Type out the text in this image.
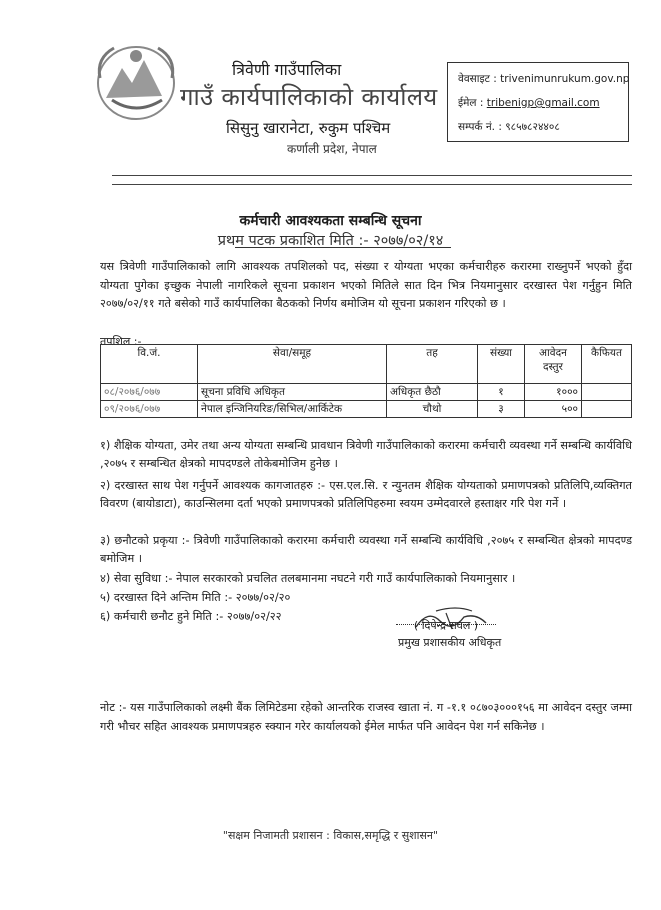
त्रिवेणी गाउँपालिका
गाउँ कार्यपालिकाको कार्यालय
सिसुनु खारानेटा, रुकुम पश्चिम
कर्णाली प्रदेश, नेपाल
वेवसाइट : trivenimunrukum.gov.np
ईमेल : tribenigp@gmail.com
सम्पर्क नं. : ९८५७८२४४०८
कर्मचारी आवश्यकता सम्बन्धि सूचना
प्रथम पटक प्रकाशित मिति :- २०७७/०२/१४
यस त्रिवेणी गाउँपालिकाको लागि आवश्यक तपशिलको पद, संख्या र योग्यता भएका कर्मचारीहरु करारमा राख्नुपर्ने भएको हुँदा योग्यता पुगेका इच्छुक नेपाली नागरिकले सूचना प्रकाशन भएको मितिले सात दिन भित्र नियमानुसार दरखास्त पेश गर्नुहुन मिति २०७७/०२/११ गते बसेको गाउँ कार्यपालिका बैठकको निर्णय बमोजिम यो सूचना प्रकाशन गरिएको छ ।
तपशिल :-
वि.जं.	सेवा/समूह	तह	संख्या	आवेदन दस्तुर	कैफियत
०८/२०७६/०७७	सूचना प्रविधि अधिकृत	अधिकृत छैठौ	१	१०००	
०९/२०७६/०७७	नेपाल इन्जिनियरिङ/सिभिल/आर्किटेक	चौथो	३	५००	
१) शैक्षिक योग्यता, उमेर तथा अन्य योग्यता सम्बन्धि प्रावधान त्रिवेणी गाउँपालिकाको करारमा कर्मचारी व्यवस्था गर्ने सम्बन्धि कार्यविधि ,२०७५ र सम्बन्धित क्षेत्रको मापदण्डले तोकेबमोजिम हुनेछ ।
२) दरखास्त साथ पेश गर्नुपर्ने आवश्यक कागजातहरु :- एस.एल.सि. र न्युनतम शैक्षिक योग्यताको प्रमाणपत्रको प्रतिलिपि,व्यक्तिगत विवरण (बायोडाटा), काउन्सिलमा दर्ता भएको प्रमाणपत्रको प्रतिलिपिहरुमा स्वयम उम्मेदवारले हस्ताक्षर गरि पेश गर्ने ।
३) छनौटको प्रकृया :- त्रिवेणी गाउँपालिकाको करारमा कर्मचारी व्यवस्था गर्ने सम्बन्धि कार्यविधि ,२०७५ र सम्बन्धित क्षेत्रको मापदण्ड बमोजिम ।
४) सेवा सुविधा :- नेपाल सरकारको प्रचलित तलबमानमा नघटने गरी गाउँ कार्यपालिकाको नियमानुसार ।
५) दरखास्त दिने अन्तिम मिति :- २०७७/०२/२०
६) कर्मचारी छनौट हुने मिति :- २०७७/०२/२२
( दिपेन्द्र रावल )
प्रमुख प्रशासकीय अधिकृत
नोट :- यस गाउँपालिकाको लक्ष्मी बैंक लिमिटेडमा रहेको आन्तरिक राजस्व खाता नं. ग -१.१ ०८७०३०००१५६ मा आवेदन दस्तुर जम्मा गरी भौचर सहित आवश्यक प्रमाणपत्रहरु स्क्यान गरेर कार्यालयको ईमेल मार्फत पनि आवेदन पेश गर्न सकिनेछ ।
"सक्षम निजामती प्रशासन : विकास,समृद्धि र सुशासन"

* EXERCISE
Write out the entries again, exactly as given, skipping any images.

* SOLVED EXERCISE
Type out the text in this image.
त्रिवेणी गाउँपालिका
गाउँ कार्यपालिकाको कार्यालय
सिसुनु खारानेटा, रुकुम पश्चिम
कर्णाली प्रदेश, नेपाल
वेवसाइट : trivenimunrukum.gov.np
ईमेल : tribenigp@gmail.com
सम्पर्क नं. : ९८५७८२४४०८
कर्मचारी आवश्यकता सम्बन्धि सूचना
प्रथम पटक प्रकाशित मिति :- २०७७/०२/१४
यस त्रिवेणी गाउँपालिकाको लागि आवश्यक तपशिलको पद, संख्या र योग्यता भएका कर्मचारीहरु करारमा राख्नुपर्ने भएको हुँदा योग्यता पुगेका इच्छुक नेपाली नागरिकले सूचना प्रकाशन भएको मितिले सात दिन भित्र नियमानुसार दरखास्त पेश गर्नुहुन मिति २०७७/०२/११ गते बसेको गाउँ कार्यपालिका बैठकको निर्णय बमोजिम यो सूचना प्रकाशन गरिएको छ ।
तपशिल :-
वि.जं.	सेवा/समूह	तह	संख्या	आवेदन दस्तुर	कैफियत
०८/२०७६/०७७	सूचना प्रविधि अधिकृत	अधिकृत छैठौ	१	१०००	
०९/२०७६/०७७	नेपाल इन्जिनियरिङ/सिभिल/आर्किटेक	चौथो	३	५००	
१) शैक्षिक योग्यता, उमेर तथा अन्य योग्यता सम्बन्धि प्रावधान त्रिवेणी गाउँपालिकाको करारमा कर्मचारी व्यवस्था गर्ने सम्बन्धि कार्यविधि ,२०७५ र सम्बन्धित क्षेत्रको मापदण्डले तोकेबमोजिम हुनेछ ।
२) दरखास्त साथ पेश गर्नुपर्ने आवश्यक कागजातहरु :- एस.एल.सि. र न्युनतम शैक्षिक योग्यताको प्रमाणपत्रको प्रतिलिपि,व्यक्तिगत विवरण (बायोडाटा), काउन्सिलमा दर्ता भएको प्रमाणपत्रको प्रतिलिपिहरुमा स्वयम उम्मेदवारले हस्ताक्षर गरि पेश गर्ने ।
३) छनौटको प्रकृया :- त्रिवेणी गाउँपालिकाको करारमा कर्मचारी व्यवस्था गर्ने सम्बन्धि कार्यविधि ,२०७५ र सम्बन्धित क्षेत्रको मापदण्ड बमोजिम ।
४) सेवा सुविधा :- नेपाल सरकारको प्रचलित तलबमानमा नघटने गरी गाउँ कार्यपालिकाको नियमानुसार ।
५) दरखास्त दिने अन्तिम मिति :- २०७७/०२/२०
६) कर्मचारी छनौट हुने मिति :- २०७७/०२/२२
( दिपेन्द्र रावल )
प्रमुख प्रशासकीय अधिकृत
नोट :- यस गाउँपालिकाको लक्ष्मी बैंक लिमिटेडमा रहेको आन्तरिक राजस्व खाता नं. ग -१.१ ०८७०३०००१५६ मा आवेदन दस्तुर जम्मा गरी भौचर सहित आवश्यक प्रमाणपत्रहरु स्क्यान गरेर कार्यालयको ईमेल मार्फत पनि आवेदन पेश गर्न सकिनेछ ।
"सक्षम निजामती प्रशासन : विकास,समृद्धि र सुशासन"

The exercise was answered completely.